What you should do: Return all of the data exactly as given.
[START Listed records]
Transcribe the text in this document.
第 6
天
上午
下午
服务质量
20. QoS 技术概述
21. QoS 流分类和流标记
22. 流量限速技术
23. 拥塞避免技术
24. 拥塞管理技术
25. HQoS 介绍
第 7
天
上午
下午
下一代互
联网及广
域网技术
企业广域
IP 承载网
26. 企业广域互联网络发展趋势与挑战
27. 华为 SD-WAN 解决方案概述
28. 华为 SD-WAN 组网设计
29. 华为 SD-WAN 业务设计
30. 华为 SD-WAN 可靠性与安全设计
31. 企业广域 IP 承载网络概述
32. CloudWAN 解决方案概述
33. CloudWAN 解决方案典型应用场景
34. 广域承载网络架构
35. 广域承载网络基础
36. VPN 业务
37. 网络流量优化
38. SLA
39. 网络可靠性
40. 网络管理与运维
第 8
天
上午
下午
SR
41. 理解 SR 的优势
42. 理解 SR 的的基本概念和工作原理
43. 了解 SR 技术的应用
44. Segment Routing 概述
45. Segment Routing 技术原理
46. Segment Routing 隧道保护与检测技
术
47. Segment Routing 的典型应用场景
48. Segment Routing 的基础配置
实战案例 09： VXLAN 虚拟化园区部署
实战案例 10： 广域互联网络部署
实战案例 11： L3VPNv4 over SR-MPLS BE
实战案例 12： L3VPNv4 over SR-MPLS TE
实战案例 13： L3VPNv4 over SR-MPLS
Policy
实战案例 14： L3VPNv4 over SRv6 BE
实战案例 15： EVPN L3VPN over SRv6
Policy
[END Listed records]
Task solution:
Transcribe the text in this document.
第 6
天
上午
下午
服务质量
20. QoS 技术概述
21. QoS 流分类和流标记
22. 流量限速技术
23. 拥塞避免技术
24. 拥塞管理技术
25. HQoS 介绍
第 7
天
上午
下午
下一代互
联网及广
域网技术
企业广域
IP 承载网
26. 企业广域互联网络发展趋势与挑战
27. 华为 SD-WAN 解决方案概述
28. 华为 SD-WAN 组网设计
29. 华为 SD-WAN 业务设计
30. 华为 SD-WAN 可靠性与安全设计
31. 企业广域 IP 承载网络概述
32. CloudWAN 解决方案概述
33. CloudWAN 解决方案典型应用场景
34. 广域承载网络架构
35. 广域承载网络基础
36. VPN 业务
37. 网络流量优化
38. SLA
39. 网络可靠性
40. 网络管理与运维
第 8
天
上午
下午
SR
41. 理解 SR 的优势
42. 理解 SR 的的基本概念和工作原理
43. 了解 SR 技术的应用
44. Segment Routing 概述
45. Segment Routing 技术原理
46. Segment Routing 隧道保护与检测技
术
47. Segment Routing 的典型应用场景
48. Segment Routing 的基础配置
实战案例 09： VXLAN 虚拟化园区部署
实战案例 10： 广域互联网络部署
实战案例 11： L3VPNv4 over SR-MPLS BE
实战案例 12： L3VPNv4 over SR-MPLS TE
实战案例 13： L3VPNv4 over SR-MPLS
Policy
实战案例 14： L3VPNv4 over SRv6 BE
实战案例 15： EVPN L3VPN over SRv6
Policy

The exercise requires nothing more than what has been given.